Do this:
Reproduce the lines below from the one that contains "Convert this document image to plain text." through the end, inclusive, and add nothing.
* begin *
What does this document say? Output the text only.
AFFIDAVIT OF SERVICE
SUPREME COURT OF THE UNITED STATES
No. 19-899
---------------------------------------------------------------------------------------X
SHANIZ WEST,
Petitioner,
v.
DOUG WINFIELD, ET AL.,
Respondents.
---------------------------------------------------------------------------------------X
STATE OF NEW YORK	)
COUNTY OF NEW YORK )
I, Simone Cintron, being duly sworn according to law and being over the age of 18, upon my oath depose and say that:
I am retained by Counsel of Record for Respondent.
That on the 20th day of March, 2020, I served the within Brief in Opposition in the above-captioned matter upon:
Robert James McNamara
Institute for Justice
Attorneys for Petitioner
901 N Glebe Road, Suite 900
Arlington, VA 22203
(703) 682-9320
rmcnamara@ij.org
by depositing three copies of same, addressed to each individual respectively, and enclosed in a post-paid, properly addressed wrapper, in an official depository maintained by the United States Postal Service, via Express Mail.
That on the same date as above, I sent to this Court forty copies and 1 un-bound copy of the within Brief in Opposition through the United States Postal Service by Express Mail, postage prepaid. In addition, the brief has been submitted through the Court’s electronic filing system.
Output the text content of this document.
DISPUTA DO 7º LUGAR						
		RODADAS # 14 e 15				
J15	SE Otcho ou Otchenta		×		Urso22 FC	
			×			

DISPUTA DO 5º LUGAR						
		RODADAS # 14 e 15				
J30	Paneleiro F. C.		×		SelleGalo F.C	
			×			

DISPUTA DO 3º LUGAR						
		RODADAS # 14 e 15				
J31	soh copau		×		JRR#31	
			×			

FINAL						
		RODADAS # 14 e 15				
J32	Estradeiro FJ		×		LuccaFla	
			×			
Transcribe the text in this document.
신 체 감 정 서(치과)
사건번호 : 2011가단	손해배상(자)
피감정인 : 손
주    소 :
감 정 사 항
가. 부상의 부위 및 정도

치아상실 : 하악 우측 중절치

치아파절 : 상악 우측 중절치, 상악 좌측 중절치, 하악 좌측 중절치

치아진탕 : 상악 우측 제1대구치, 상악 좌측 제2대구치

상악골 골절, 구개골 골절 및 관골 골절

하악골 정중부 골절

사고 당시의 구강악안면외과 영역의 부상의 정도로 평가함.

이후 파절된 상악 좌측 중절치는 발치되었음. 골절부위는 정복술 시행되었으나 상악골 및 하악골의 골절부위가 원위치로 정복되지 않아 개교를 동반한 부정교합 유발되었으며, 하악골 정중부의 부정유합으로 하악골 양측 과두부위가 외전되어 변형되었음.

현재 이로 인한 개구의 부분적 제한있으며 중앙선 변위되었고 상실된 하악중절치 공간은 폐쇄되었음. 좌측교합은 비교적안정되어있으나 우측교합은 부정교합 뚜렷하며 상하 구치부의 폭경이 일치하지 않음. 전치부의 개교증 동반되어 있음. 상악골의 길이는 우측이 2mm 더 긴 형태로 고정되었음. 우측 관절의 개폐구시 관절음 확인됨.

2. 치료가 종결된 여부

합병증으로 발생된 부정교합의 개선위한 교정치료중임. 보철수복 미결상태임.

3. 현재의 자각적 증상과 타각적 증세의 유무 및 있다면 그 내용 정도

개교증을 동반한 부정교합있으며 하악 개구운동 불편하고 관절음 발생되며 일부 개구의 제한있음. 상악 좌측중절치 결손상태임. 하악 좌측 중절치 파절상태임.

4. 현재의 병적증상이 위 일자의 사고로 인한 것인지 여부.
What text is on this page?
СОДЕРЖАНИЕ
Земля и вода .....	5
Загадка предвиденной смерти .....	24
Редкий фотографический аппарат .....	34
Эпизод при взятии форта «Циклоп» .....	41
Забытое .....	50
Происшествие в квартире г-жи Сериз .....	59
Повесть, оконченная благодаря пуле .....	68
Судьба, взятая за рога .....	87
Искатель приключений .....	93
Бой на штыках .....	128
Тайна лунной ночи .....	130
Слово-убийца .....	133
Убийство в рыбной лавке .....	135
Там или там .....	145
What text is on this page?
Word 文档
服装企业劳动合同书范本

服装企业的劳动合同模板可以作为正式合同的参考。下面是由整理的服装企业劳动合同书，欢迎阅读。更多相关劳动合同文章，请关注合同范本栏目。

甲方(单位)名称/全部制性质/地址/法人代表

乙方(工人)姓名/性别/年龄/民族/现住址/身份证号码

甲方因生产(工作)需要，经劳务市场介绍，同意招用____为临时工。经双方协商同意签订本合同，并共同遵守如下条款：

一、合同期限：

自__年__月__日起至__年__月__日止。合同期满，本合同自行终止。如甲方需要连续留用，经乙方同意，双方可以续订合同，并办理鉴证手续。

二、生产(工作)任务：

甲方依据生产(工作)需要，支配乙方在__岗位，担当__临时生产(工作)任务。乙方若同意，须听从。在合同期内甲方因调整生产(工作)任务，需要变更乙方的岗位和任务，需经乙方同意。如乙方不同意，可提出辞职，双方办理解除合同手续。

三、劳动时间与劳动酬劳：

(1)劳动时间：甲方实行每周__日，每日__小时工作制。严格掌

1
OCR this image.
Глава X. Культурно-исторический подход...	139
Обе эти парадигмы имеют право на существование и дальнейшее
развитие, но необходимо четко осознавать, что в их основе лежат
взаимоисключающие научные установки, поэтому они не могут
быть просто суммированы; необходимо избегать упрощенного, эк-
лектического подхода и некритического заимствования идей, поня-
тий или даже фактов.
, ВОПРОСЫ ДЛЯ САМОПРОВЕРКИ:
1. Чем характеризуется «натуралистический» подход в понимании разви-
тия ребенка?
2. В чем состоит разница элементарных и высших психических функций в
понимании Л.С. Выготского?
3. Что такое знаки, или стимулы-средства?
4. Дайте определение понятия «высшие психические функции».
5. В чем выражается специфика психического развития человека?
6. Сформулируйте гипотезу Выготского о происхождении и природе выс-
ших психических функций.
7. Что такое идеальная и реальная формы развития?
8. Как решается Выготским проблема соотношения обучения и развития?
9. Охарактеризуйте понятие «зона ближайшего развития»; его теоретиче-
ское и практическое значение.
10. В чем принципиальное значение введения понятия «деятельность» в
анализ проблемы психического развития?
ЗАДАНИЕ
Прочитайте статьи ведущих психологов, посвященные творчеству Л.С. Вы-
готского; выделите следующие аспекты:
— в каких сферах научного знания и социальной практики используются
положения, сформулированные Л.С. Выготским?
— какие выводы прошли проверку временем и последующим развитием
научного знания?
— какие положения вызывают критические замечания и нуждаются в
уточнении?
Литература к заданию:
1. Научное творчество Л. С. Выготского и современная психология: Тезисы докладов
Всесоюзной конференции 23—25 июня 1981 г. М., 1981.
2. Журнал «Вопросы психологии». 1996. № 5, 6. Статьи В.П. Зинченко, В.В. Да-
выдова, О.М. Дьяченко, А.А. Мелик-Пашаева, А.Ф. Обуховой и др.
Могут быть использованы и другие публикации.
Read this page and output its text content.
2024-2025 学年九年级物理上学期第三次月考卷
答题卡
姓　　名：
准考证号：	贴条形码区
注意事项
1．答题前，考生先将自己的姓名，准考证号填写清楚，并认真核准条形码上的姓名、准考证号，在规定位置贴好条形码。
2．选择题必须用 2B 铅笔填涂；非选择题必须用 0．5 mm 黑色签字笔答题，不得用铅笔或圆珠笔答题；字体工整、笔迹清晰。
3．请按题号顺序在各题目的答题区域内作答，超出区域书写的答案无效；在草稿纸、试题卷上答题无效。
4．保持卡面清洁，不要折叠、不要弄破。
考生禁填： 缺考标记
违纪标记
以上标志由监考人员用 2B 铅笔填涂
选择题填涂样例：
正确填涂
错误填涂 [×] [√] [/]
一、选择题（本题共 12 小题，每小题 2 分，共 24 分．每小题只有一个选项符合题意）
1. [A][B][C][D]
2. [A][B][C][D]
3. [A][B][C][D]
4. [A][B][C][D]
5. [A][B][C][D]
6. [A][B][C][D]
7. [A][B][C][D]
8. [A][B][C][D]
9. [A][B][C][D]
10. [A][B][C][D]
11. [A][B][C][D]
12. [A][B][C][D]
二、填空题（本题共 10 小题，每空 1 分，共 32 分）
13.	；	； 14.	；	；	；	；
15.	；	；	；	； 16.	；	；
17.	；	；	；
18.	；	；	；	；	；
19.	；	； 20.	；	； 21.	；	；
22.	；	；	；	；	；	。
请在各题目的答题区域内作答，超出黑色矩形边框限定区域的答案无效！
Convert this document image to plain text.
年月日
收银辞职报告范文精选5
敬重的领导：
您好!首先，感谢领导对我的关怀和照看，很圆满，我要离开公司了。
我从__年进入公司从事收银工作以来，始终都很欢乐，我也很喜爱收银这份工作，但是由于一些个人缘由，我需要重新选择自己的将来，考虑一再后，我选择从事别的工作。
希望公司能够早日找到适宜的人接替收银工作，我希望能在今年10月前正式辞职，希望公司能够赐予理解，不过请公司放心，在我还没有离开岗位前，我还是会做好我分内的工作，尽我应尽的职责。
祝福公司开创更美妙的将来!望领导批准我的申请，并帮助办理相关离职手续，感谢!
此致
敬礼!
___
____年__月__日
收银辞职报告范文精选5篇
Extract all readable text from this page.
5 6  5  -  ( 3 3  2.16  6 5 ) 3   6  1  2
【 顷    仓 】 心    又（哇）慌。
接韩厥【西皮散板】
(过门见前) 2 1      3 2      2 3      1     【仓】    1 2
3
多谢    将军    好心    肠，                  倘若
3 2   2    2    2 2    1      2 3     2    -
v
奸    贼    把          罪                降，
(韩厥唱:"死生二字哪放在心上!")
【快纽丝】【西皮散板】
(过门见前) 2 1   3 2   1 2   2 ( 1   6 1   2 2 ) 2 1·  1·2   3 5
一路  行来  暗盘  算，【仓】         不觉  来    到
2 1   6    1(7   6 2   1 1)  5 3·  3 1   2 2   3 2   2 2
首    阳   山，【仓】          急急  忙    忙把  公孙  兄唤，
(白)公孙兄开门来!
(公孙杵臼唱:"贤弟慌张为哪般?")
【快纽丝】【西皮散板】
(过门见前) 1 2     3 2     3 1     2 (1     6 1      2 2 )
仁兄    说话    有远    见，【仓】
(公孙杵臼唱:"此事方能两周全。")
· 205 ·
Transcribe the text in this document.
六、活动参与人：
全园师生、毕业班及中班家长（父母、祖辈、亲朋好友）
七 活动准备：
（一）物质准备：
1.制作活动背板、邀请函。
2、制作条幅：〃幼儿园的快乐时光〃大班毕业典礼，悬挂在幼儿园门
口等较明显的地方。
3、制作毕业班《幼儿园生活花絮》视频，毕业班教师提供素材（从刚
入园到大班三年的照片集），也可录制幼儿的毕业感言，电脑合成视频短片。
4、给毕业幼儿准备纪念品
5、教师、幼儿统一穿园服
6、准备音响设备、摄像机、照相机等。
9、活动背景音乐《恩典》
* end *
Output of the task:
Convert this document image to plain text.
年月日
收银辞职报告范文精选5
敬重的领导：
您好!首先，感谢领导对我的关怀和照看，很圆满，我要离开公司了。
我从__年进入公司从事收银工作以来，始终都很欢乐，我也很喜爱收银这份工作，但是由于一些个人缘由，我需要重新选择自己的将来，考虑一再后，我选择从事别的工作。
希望公司能够早日找到适宜的人接替收银工作，我希望能在今年10月前正式辞职，希望公司能够赐予理解，不过请公司放心，在我还没有离开岗位前，我还是会做好我分内的工作，尽我应尽的职责。
祝福公司开创更美妙的将来!望领导批准我的申请，并帮助办理相关离职手续，感谢!
此致
敬礼!
___
____年__月__日
收银辞职报告范文精选5篇
Extract all readable text from this page.
5 6  5  -  ( 3 3  2.16  6 5 ) 3   6  1  2
【 顷    仓 】 心    又（哇）慌。
接韩厥【西皮散板】
(过门见前) 2 1      3 2      2 3      1     【仓】    1 2
3
多谢    将军    好心    肠，                  倘若
3 2   2    2    2 2    1      2 3     2    -
v
奸    贼    把          罪                降，
(韩厥唱:"死生二字哪放在心上!")
【快纽丝】【西皮散板】
(过门见前) 2 1   3 2   1 2   2 ( 1   6 1   2 2 ) 2 1·  1·2   3 5
一路  行来  暗盘  算，【仓】         不觉  来    到
2 1   6    1(7   6 2   1 1)  5 3·  3 1   2 2   3 2   2 2
首    阳   山，【仓】          急急  忙    忙把  公孙  兄唤，
(白)公孙兄开门来!
(公孙杵臼唱:"贤弟慌张为哪般?")
【快纽丝】【西皮散板】
(过门见前) 1 2     3 2     3 1     2 (1     6 1      2 2 )
仁兄    说话    有远    见，【仓】
(公孙杵臼唱:"此事方能两周全。")
· 205 ·
Transcribe the text in this document.
六、活动参与人：
全园师生、毕业班及中班家长（父母、祖辈、亲朋好友）
七 活动准备：
（一）物质准备：
1.制作活动背板、邀请函。
2、制作条幅：〃幼儿园的快乐时光〃大班毕业典礼，悬挂在幼儿园门
口等较明显的地方。
3、制作毕业班《幼儿园生活花絮》视频，毕业班教师提供素材（从刚
入园到大班三年的照片集），也可录制幼儿的毕业感言，电脑合成视频短片。
4、给毕业幼儿准备纪念品
5、教师、幼儿统一穿园服
6、准备音响设备、摄像机、照相机等。
9、活动背景音乐《恩典》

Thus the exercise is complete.